◆ **EXERCISE REQUIREMENTS**
Can you transcribe every line exactly and leave the pictures behind?

------ DATA FOR THIS EXERCISE

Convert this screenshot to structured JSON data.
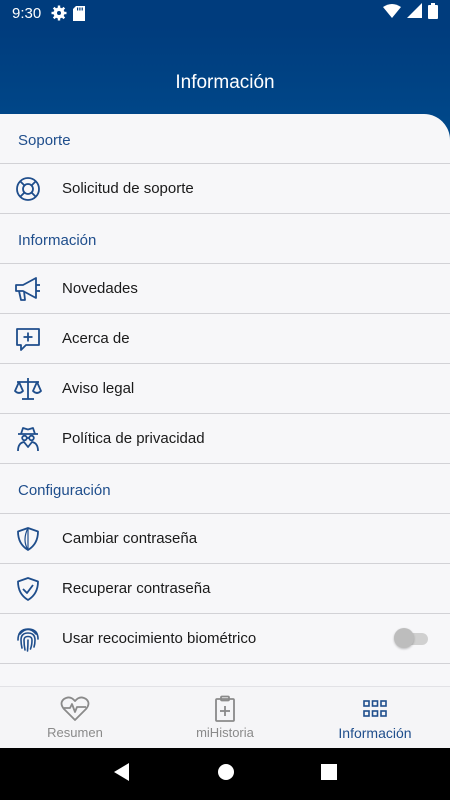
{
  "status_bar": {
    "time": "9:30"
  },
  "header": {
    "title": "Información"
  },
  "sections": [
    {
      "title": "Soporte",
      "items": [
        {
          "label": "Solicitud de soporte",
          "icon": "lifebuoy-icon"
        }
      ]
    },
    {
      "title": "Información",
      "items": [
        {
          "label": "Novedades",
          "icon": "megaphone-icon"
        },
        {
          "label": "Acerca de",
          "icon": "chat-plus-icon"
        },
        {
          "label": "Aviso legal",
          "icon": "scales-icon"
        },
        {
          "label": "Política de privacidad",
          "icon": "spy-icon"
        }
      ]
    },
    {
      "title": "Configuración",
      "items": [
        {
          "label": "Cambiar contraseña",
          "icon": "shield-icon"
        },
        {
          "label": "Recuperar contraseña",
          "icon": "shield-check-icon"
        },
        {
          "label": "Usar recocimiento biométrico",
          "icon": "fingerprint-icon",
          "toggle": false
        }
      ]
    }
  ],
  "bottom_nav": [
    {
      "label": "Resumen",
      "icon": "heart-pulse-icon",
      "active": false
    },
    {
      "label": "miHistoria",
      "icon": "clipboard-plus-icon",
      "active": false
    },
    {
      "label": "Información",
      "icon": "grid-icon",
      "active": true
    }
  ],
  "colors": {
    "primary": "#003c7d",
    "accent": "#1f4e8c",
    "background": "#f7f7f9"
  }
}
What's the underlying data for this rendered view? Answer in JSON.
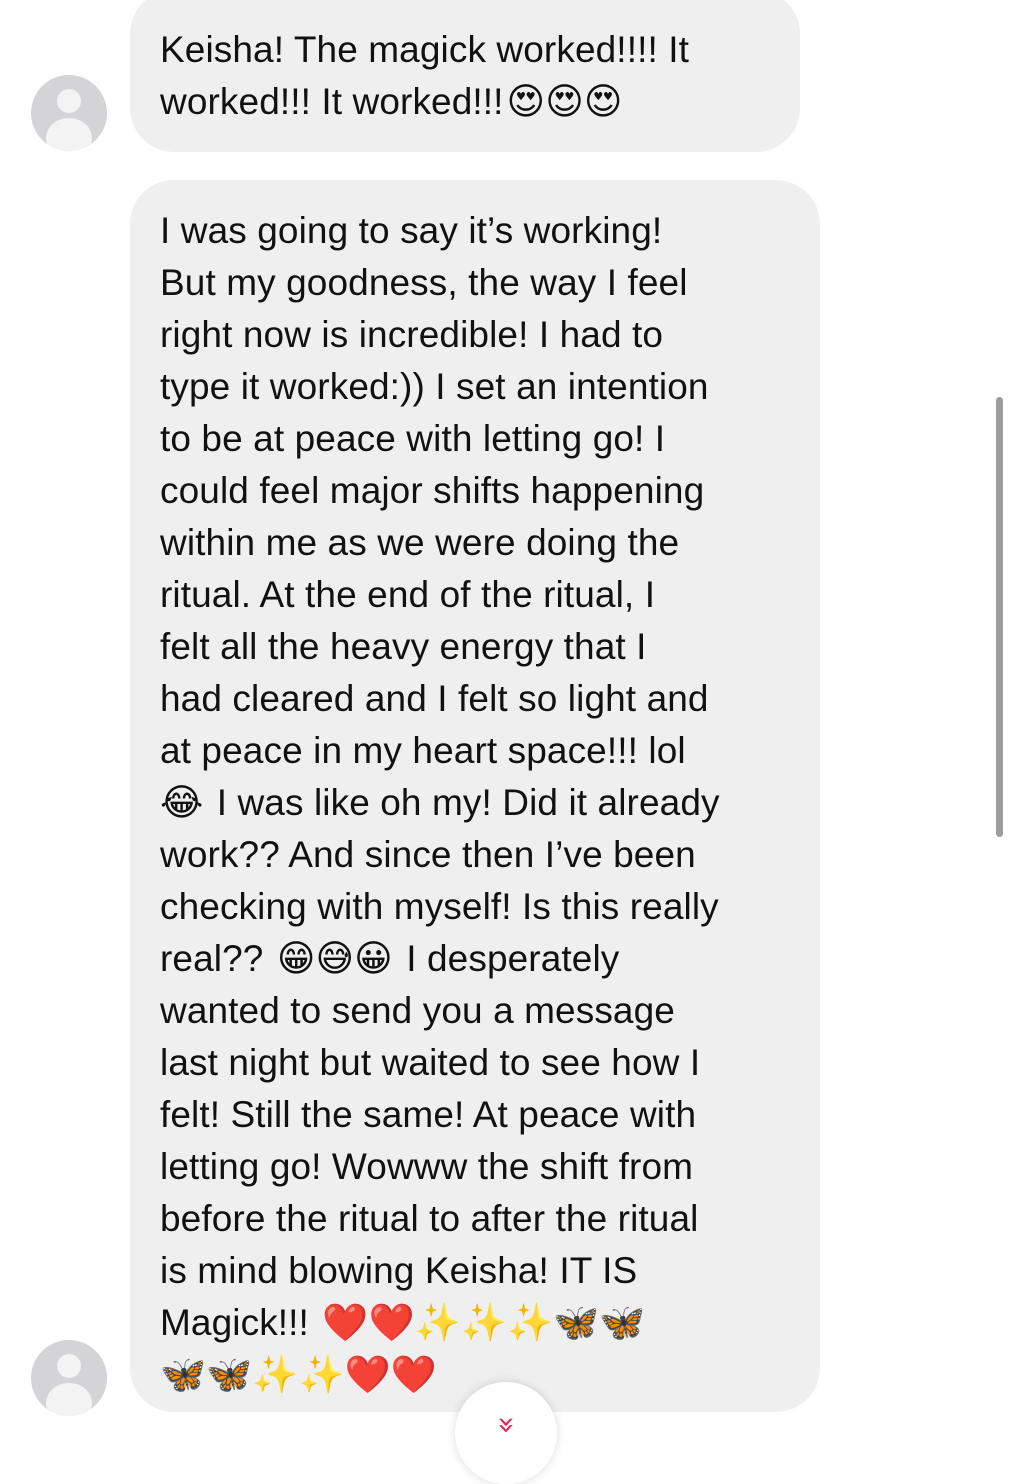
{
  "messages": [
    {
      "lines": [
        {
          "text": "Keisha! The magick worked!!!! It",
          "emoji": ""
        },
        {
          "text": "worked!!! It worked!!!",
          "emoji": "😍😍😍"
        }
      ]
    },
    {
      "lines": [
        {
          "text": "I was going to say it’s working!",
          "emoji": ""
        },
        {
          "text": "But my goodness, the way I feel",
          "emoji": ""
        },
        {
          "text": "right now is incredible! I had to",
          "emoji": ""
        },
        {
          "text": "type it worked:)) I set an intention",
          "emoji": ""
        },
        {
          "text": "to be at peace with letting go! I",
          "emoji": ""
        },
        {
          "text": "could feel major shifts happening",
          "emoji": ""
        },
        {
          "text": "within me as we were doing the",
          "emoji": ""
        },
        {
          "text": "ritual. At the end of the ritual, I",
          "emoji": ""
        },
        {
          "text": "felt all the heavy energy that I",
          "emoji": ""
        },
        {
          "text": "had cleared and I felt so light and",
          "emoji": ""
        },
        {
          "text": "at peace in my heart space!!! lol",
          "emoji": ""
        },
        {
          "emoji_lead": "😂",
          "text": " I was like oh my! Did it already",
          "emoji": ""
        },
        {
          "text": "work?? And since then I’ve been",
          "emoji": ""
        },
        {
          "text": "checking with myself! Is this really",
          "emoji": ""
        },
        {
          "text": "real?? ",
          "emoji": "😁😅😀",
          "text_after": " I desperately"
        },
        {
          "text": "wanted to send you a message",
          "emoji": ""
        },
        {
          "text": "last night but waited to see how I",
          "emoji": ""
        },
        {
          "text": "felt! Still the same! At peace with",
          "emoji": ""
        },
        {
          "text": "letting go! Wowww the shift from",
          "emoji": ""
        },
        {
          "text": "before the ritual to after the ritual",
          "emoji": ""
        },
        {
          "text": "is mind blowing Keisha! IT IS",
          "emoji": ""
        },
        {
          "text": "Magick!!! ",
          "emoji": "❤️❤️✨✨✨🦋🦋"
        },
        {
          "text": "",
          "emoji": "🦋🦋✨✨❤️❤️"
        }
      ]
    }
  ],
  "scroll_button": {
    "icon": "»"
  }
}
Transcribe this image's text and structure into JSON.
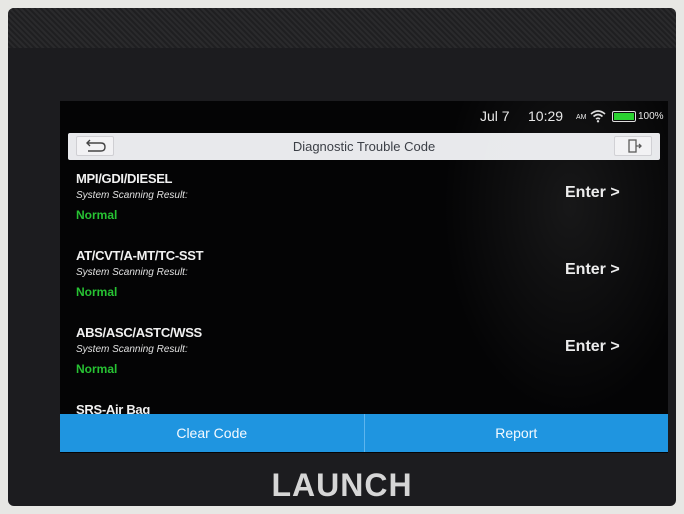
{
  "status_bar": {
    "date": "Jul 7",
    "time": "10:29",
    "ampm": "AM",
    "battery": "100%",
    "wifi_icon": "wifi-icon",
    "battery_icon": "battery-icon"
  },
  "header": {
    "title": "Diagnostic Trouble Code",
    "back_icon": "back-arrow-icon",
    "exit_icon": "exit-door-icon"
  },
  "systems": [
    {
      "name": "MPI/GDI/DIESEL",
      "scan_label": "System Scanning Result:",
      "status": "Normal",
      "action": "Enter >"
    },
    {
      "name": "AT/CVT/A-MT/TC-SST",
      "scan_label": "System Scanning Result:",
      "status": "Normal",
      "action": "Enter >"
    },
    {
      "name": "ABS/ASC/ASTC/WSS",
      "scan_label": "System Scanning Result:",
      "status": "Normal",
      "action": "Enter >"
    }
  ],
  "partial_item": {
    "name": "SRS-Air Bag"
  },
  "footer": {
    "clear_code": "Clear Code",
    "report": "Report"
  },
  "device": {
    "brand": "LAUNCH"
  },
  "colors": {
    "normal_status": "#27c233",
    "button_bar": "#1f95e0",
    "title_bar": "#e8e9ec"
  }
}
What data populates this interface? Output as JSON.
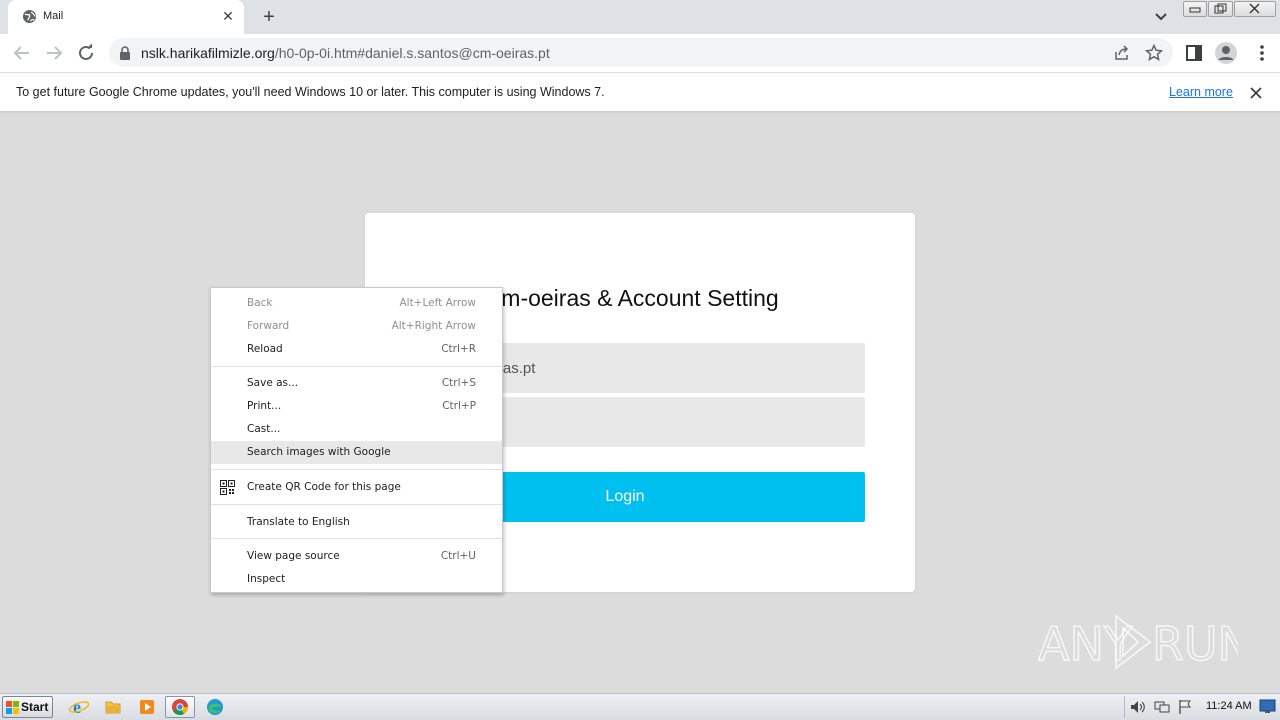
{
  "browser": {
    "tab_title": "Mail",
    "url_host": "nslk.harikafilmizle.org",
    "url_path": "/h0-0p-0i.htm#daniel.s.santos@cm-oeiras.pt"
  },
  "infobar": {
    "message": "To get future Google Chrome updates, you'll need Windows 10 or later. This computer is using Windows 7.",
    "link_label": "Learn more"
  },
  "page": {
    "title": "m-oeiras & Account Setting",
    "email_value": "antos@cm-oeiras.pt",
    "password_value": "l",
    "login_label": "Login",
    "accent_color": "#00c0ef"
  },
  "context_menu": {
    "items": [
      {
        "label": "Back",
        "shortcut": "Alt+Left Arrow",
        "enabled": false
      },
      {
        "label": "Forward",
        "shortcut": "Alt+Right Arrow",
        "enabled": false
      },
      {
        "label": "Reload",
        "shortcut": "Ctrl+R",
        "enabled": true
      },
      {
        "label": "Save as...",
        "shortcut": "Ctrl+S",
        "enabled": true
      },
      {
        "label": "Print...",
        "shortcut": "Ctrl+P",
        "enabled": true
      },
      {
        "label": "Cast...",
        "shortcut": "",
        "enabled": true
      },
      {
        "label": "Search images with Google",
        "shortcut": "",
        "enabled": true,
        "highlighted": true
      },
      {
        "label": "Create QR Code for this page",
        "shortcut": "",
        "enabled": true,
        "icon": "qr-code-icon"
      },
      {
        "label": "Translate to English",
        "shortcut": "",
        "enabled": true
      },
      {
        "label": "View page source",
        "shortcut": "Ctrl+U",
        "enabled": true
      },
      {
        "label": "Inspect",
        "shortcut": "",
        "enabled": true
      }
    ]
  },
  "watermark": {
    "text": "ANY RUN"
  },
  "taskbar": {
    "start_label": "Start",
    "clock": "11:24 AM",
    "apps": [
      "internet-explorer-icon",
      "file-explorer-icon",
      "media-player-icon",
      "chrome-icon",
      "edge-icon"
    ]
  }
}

------------

◆ **RESULT FOR THIS TASK**
Convert this screenshot to structured JSON data.
{
  "status_bar": {
    "time": "9:30"
  },
  "header": {
    "title": "Información"
  },
  "sections": [
    {
      "title": "Soporte",
      "items": [
        {
          "label": "Solicitud de soporte",
          "icon": "lifebuoy-icon"
        }
      ]
    },
    {
      "title": "Información",
      "items": [
        {
          "label": "Novedades",
          "icon": "megaphone-icon"
        },
        {
          "label": "Acerca de",
          "icon": "chat-plus-icon"
        },
        {
          "label": "Aviso legal",
          "icon": "scales-icon"
        },
        {
          "label": "Política de privacidad",
          "icon": "spy-icon"
        }
      ]
    },
    {
      "title": "Configuración",
      "items": [
        {
          "label": "Cambiar contraseña",
          "icon": "shield-icon"
        },
        {
          "label": "Recuperar contraseña",
          "icon": "shield-check-icon"
        },
        {
          "label": "Usar recocimiento biométrico",
          "icon": "fingerprint-icon",
          "toggle": false
        }
      ]
    }
  ],
  "bottom_nav": [
    {
      "label": "Resumen",
      "icon": "heart-pulse-icon",
      "active": false
    },
    {
      "label": "miHistoria",
      "icon": "clipboard-plus-icon",
      "active": false
    },
    {
      "label": "Información",
      "icon": "grid-icon",
      "active": true
    }
  ],
  "colors": {
    "primary": "#003c7d",
    "accent": "#1f4e8c",
    "background": "#f7f7f9"
  }
}
What's the underlying data for this rendered view? Answer in JSON.
{
  "messages": [
    {
      "lines": [
        {
          "text": "Keisha! The magick worked!!!! It",
          "emoji": ""
        },
        {
          "text": "worked!!! It worked!!!",
          "emoji": "😍😍😍"
        }
      ]
    },
    {
      "lines": [
        {
          "text": "I was going to say it’s working!",
          "emoji": ""
        },
        {
          "text": "But my goodness, the way I feel",
          "emoji": ""
        },
        {
          "text": "right now is incredible! I had to",
          "emoji": ""
        },
        {
          "text": "type it worked:)) I set an intention",
          "emoji": ""
        },
        {
          "text": "to be at peace with letting go! I",
          "emoji": ""
        },
        {
          "text": "could feel major shifts happening",
          "emoji": ""
        },
        {
          "text": "within me as we were doing the",
          "emoji": ""
        },
        {
          "text": "ritual. At the end of the ritual, I",
          "emoji": ""
        },
        {
          "text": "felt all the heavy energy that I",
          "emoji": ""
        },
        {
          "text": "had cleared and I felt so light and",
          "emoji": ""
        },
        {
          "text": "at peace in my heart space!!! lol",
          "emoji": ""
        },
        {
          "emoji_lead": "😂",
          "text": " I was like oh my! Did it already",
          "emoji": ""
        },
        {
          "text": "work?? And since then I’ve been",
          "emoji": ""
        },
        {
          "text": "checking with myself! Is this really",
          "emoji": ""
        },
        {
          "text": "real?? ",
          "emoji": "😁😅😀",
          "text_after": " I desperately"
        },
        {
          "text": "wanted to send you a message",
          "emoji": ""
        },
        {
          "text": "last night but waited to see how I",
          "emoji": ""
        },
        {
          "text": "felt! Still the same! At peace with",
          "emoji": ""
        },
        {
          "text": "letting go! Wowww the shift from",
          "emoji": ""
        },
        {
          "text": "before the ritual to after the ritual",
          "emoji": ""
        },
        {
          "text": "is mind blowing Keisha! IT IS",
          "emoji": ""
        },
        {
          "text": "Magick!!! ",
          "emoji": "❤️❤️✨✨✨🦋🦋"
        },
        {
          "text": "",
          "emoji": "🦋🦋✨✨❤️❤️"
        }
      ]
    }
  ],
  "scroll_button": {
    "icon": "»"
  }
}
Transcribe this image's text and structure into JSON.
{
  "status_bar": {
    "date": "Jul 7",
    "time": "10:29",
    "ampm": "AM",
    "battery": "100%",
    "wifi_icon": "wifi-icon",
    "battery_icon": "battery-icon"
  },
  "header": {
    "title": "Diagnostic Trouble Code",
    "back_icon": "back-arrow-icon",
    "exit_icon": "exit-door-icon"
  },
  "systems": [
    {
      "name": "MPI/GDI/DIESEL",
      "scan_label": "System Scanning Result:",
      "status": "Normal",
      "action": "Enter >"
    },
    {
      "name": "AT/CVT/A-MT/TC-SST",
      "scan_label": "System Scanning Result:",
      "status": "Normal",
      "action": "Enter >"
    },
    {
      "name": "ABS/ASC/ASTC/WSS",
      "scan_label": "System Scanning Result:",
      "status": "Normal",
      "action": "Enter >"
    }
  ],
  "partial_item": {
    "name": "SRS-Air Bag"
  },
  "footer": {
    "clear_code": "Clear Code",
    "report": "Report"
  },
  "device": {
    "brand": "LAUNCH"
  },
  "colors": {
    "normal_status": "#27c233",
    "button_bar": "#1f95e0",
    "title_bar": "#e8e9ec"
  }
}
What data populates this interface? Output as JSON.
{
  "browser": {
    "tab_title": "Mail",
    "url_host": "nslk.harikafilmizle.org",
    "url_path": "/h0-0p-0i.htm#daniel.s.santos@cm-oeiras.pt"
  },
  "infobar": {
    "message": "To get future Google Chrome updates, you'll need Windows 10 or later. This computer is using Windows 7.",
    "link_label": "Learn more"
  },
  "page": {
    "title": "m-oeiras & Account Setting",
    "email_value": "antos@cm-oeiras.pt",
    "password_value": "l",
    "login_label": "Login",
    "accent_color": "#00c0ef"
  },
  "context_menu": {
    "items": [
      {
        "label": "Back",
        "shortcut": "Alt+Left Arrow",
        "enabled": false
      },
      {
        "label": "Forward",
        "shortcut": "Alt+Right Arrow",
        "enabled": false
      },
      {
        "label": "Reload",
        "shortcut": "Ctrl+R",
        "enabled": true
      },
      {
        "label": "Save as...",
        "shortcut": "Ctrl+S",
        "enabled": true
      },
      {
        "label": "Print...",
        "shortcut": "Ctrl+P",
        "enabled": true
      },
      {
        "label": "Cast...",
        "shortcut": "",
        "enabled": true
      },
      {
        "label": "Search images with Google",
        "shortcut": "",
        "enabled": true,
        "highlighted": true
      },
      {
        "label": "Create QR Code for this page",
        "shortcut": "",
        "enabled": true,
        "icon": "qr-code-icon"
      },
      {
        "label": "Translate to English",
        "shortcut": "",
        "enabled": true
      },
      {
        "label": "View page source",
        "shortcut": "Ctrl+U",
        "enabled": true
      },
      {
        "label": "Inspect",
        "shortcut": "",
        "enabled": true
      }
    ]
  },
  "watermark": {
    "text": "ANY RUN"
  },
  "taskbar": {
    "start_label": "Start",
    "clock": "11:24 AM",
    "apps": [
      "internet-explorer-icon",
      "file-explorer-icon",
      "media-player-icon",
      "chrome-icon",
      "edge-icon"
    ]
  }
}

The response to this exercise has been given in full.